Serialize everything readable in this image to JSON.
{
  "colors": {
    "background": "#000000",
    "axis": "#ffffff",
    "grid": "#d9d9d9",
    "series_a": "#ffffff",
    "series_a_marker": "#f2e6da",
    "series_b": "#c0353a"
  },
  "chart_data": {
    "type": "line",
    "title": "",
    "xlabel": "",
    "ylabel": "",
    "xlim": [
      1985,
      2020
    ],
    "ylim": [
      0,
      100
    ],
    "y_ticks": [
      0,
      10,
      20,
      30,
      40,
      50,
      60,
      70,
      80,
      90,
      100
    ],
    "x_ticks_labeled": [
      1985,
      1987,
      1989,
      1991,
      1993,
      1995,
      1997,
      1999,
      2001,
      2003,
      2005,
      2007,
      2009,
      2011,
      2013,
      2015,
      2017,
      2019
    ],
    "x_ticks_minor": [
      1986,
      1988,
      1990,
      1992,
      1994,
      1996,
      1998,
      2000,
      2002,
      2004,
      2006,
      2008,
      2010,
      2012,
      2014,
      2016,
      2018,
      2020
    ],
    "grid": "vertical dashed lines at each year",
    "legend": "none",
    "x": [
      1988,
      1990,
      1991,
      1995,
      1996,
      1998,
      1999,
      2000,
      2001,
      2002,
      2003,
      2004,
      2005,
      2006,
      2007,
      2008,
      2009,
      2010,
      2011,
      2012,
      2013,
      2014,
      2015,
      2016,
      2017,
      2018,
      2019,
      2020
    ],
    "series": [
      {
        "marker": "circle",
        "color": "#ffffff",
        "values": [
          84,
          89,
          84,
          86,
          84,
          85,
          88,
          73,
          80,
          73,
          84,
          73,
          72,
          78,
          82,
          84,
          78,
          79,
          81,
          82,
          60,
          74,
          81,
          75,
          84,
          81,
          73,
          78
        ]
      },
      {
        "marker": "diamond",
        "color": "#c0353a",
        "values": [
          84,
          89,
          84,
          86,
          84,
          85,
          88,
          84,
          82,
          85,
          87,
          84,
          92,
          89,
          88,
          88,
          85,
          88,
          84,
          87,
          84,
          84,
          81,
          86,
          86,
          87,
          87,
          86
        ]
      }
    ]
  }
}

==

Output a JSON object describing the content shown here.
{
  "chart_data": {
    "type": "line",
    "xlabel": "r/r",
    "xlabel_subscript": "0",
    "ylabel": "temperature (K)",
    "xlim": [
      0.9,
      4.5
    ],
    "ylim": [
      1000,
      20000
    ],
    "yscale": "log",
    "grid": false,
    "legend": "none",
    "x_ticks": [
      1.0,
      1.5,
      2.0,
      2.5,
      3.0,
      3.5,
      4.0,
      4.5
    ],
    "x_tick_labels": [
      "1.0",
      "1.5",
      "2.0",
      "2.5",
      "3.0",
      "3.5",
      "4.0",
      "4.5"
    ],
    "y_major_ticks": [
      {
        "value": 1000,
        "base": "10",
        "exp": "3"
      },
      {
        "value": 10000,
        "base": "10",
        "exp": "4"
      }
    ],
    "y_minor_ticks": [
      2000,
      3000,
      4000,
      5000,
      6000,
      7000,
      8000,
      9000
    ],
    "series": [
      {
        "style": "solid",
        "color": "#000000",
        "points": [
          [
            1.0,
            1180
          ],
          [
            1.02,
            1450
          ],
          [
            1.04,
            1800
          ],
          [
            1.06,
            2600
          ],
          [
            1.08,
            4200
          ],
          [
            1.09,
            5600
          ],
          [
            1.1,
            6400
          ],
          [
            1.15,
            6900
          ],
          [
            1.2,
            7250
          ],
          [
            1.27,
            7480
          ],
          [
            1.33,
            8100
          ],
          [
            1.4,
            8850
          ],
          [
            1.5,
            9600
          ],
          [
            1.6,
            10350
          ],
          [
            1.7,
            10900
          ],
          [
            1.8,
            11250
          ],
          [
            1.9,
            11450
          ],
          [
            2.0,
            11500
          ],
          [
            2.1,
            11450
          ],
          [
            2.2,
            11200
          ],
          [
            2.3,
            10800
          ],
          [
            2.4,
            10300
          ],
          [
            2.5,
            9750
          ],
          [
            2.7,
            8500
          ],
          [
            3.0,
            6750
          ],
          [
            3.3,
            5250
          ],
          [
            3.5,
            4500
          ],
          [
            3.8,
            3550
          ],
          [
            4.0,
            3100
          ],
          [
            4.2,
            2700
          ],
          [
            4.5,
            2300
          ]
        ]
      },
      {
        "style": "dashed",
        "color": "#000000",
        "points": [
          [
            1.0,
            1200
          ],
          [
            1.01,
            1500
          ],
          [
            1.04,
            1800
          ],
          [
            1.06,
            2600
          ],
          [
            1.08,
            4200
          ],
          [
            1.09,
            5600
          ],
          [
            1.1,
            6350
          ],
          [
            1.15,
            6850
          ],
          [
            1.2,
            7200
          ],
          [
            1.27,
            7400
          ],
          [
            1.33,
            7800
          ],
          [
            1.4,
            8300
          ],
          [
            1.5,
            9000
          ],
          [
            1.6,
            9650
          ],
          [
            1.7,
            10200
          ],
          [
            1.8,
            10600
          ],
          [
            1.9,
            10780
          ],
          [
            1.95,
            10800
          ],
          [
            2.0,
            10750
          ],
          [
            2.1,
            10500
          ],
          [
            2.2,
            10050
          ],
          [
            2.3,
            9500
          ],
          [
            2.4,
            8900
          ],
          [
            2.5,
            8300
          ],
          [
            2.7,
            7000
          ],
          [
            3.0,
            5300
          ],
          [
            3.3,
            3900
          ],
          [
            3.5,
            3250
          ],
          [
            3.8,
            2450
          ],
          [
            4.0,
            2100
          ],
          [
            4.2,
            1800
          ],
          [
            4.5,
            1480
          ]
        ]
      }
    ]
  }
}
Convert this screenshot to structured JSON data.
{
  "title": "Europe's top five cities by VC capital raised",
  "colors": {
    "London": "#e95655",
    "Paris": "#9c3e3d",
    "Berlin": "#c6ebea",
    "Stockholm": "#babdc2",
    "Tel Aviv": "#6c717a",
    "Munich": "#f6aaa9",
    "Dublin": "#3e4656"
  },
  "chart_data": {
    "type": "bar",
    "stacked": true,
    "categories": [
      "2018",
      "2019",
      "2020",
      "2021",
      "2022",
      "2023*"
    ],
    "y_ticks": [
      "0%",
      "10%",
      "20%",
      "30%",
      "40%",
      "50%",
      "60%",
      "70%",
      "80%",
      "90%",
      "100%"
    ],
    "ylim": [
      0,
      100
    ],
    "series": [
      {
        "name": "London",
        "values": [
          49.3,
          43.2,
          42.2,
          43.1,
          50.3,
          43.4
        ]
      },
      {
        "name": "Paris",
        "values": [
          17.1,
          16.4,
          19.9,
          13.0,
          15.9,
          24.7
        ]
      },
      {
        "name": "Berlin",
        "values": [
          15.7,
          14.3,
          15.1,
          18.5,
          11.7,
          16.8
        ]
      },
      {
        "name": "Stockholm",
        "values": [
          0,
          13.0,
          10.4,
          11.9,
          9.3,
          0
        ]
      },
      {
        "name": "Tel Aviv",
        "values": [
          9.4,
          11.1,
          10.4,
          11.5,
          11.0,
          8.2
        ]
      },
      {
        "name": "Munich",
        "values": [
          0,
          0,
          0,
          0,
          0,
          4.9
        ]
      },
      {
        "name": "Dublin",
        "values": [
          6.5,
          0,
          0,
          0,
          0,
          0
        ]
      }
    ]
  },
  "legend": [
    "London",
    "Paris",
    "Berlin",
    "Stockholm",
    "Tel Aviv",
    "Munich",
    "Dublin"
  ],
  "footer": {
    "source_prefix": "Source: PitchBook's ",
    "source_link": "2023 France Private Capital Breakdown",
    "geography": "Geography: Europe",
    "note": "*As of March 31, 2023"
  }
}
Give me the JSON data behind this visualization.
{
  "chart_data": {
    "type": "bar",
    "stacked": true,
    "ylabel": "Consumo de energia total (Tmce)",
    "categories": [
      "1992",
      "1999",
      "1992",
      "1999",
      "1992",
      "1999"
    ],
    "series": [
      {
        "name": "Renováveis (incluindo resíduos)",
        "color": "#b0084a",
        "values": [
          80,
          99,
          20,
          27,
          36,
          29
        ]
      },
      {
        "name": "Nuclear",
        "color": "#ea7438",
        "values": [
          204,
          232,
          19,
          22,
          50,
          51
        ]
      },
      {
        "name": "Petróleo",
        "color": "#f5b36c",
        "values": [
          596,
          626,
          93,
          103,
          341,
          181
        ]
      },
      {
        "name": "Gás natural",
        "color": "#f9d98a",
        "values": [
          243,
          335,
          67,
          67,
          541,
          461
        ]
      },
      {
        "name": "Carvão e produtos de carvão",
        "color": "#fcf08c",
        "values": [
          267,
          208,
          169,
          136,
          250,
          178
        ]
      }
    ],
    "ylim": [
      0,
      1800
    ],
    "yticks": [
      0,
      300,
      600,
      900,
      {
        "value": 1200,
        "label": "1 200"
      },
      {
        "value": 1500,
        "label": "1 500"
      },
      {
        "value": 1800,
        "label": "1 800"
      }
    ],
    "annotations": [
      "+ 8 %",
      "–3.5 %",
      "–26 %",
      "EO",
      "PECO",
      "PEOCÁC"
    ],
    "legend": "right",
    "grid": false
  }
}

--

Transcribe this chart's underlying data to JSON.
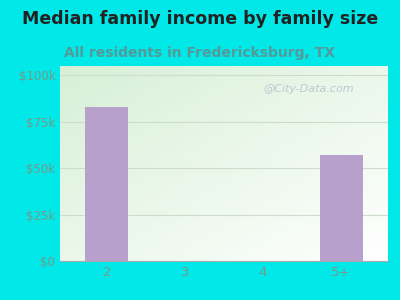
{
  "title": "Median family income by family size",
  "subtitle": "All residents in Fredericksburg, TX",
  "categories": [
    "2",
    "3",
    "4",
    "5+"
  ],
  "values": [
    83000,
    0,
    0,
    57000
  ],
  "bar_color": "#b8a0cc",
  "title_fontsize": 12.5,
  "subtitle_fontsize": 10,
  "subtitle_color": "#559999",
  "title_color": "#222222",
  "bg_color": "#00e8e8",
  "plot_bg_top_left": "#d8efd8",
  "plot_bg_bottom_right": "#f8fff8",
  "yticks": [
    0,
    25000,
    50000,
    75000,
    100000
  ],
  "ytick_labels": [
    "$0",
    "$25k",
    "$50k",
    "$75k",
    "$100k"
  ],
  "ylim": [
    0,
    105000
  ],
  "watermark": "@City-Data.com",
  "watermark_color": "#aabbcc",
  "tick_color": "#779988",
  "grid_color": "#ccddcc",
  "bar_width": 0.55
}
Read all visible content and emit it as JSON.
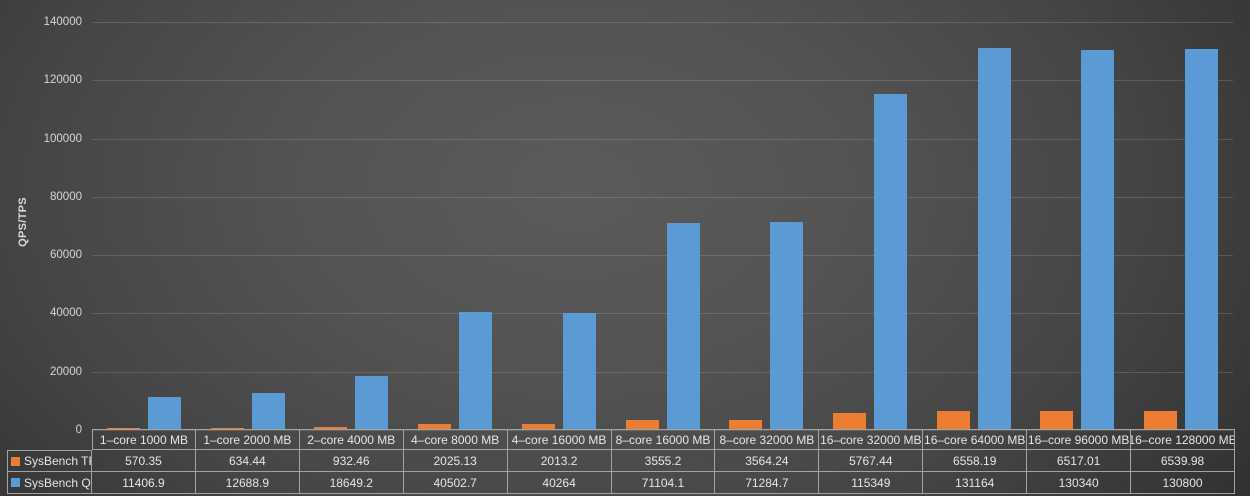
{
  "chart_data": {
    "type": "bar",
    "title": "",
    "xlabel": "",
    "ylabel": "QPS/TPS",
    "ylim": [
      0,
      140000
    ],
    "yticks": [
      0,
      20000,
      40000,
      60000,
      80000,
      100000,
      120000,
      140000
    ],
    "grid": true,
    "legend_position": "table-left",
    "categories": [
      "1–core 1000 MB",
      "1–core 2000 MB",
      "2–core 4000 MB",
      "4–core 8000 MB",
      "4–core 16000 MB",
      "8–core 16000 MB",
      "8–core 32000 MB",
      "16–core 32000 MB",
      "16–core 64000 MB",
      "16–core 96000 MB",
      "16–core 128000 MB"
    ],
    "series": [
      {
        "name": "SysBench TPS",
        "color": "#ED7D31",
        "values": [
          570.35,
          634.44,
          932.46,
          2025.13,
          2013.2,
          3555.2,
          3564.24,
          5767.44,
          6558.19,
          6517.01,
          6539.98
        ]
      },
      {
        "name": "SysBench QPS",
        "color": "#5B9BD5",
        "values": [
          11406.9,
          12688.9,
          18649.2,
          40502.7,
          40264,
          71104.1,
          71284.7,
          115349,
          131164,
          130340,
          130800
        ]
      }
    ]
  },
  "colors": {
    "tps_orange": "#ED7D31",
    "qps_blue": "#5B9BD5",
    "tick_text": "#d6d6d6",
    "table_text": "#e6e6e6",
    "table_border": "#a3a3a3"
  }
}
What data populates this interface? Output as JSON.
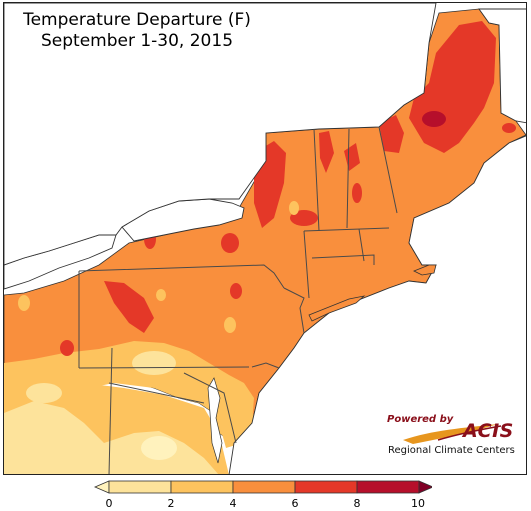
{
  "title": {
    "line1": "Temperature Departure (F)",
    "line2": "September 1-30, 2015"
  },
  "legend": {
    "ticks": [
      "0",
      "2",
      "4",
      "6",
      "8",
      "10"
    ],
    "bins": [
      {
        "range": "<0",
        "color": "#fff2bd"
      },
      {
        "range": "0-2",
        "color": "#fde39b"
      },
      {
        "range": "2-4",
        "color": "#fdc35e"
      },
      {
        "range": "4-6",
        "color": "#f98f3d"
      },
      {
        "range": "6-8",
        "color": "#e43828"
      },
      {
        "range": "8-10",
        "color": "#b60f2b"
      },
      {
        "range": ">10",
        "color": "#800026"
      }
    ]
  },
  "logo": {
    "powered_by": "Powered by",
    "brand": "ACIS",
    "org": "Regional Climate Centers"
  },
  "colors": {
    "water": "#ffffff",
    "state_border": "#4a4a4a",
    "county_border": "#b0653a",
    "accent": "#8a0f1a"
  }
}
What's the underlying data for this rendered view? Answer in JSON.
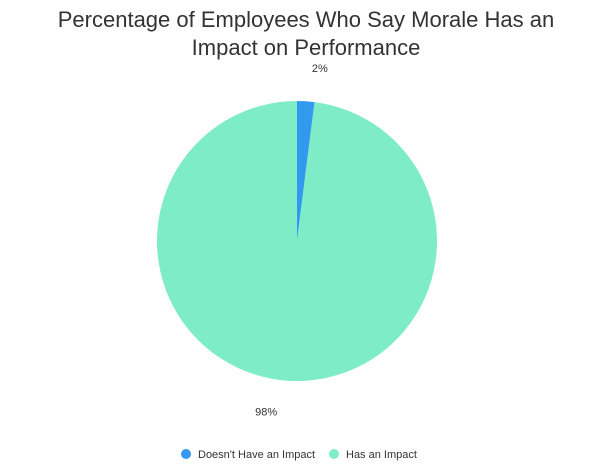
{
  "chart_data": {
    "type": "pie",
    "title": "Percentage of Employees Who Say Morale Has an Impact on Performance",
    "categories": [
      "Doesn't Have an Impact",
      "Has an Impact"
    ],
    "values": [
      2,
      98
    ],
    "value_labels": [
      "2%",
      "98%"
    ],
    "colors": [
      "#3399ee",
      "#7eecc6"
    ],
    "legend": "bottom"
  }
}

Task requirements:
Pull out every line in the material above where "SysBench" occurs.

Task output:
        "name": "SysBench TPS",
        "name": "SysBench QPS",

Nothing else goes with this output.